_EXERCISE DETAILS_.
Take all the material and copy it exactly.

* * * * * * * * *

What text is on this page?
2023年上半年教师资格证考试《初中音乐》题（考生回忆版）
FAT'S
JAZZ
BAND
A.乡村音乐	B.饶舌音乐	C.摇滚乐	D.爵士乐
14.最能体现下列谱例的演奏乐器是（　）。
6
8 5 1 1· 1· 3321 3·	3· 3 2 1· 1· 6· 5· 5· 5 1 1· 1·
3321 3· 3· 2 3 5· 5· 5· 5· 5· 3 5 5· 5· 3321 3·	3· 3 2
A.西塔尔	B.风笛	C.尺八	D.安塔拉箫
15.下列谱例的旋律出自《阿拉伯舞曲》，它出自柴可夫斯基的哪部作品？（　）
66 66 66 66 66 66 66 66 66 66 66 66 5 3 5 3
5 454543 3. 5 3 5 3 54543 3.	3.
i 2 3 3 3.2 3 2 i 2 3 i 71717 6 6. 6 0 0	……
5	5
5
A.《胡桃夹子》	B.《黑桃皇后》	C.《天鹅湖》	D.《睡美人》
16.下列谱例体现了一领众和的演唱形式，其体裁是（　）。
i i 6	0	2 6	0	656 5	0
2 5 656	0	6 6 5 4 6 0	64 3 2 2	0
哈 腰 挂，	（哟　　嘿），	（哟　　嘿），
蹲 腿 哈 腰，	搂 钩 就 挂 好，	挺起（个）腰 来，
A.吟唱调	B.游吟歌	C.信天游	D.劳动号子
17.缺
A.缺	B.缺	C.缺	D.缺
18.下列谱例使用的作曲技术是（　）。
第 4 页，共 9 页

* * * * * * * * *

_TASK OUTPUT_.
What text is on this page?
2023年上半年教师资格证考试《初中音乐》题（考生回忆版）
FAT'S
JAZZ
BAND
A.乡村音乐	B.饶舌音乐	C.摇滚乐	D.爵士乐
14.最能体现下列谱例的演奏乐器是（　）。
6
8 5 1 1· 1· 3321 3·	3· 3 2 1· 1· 6· 5· 5· 5 1 1· 1·
3321 3· 3· 2 3 5· 5· 5· 5· 5· 3 5 5· 5· 3321 3·	3· 3 2
A.西塔尔	B.风笛	C.尺八	D.安塔拉箫
15.下列谱例的旋律出自《阿拉伯舞曲》，它出自柴可夫斯基的哪部作品？（　）
66 66 66 66 66 66 66 66 66 66 66 66 5 3 5 3
5 454543 3. 5 3 5 3 54543 3.	3.
i 2 3 3 3.2 3 2 i 2 3 i 71717 6 6. 6 0 0	……
5	5
5
A.《胡桃夹子》	B.《黑桃皇后》	C.《天鹅湖》	D.《睡美人》
16.下列谱例体现了一领众和的演唱形式，其体裁是（　）。
i i 6	0	2 6	0	656 5	0
2 5 656	0	6 6 5 4 6 0	64 3 2 2	0
哈 腰 挂，	（哟　　嘿），	（哟　　嘿），
蹲 腿 哈 腰，	搂 钩 就 挂 好，	挺起（个）腰 来，
A.吟唱调	B.游吟歌	C.信天游	D.劳动号子
17.缺
A.缺	B.缺	C.缺	D.缺
18.下列谱例使用的作曲技术是（　）。
第 4 页，共 9 页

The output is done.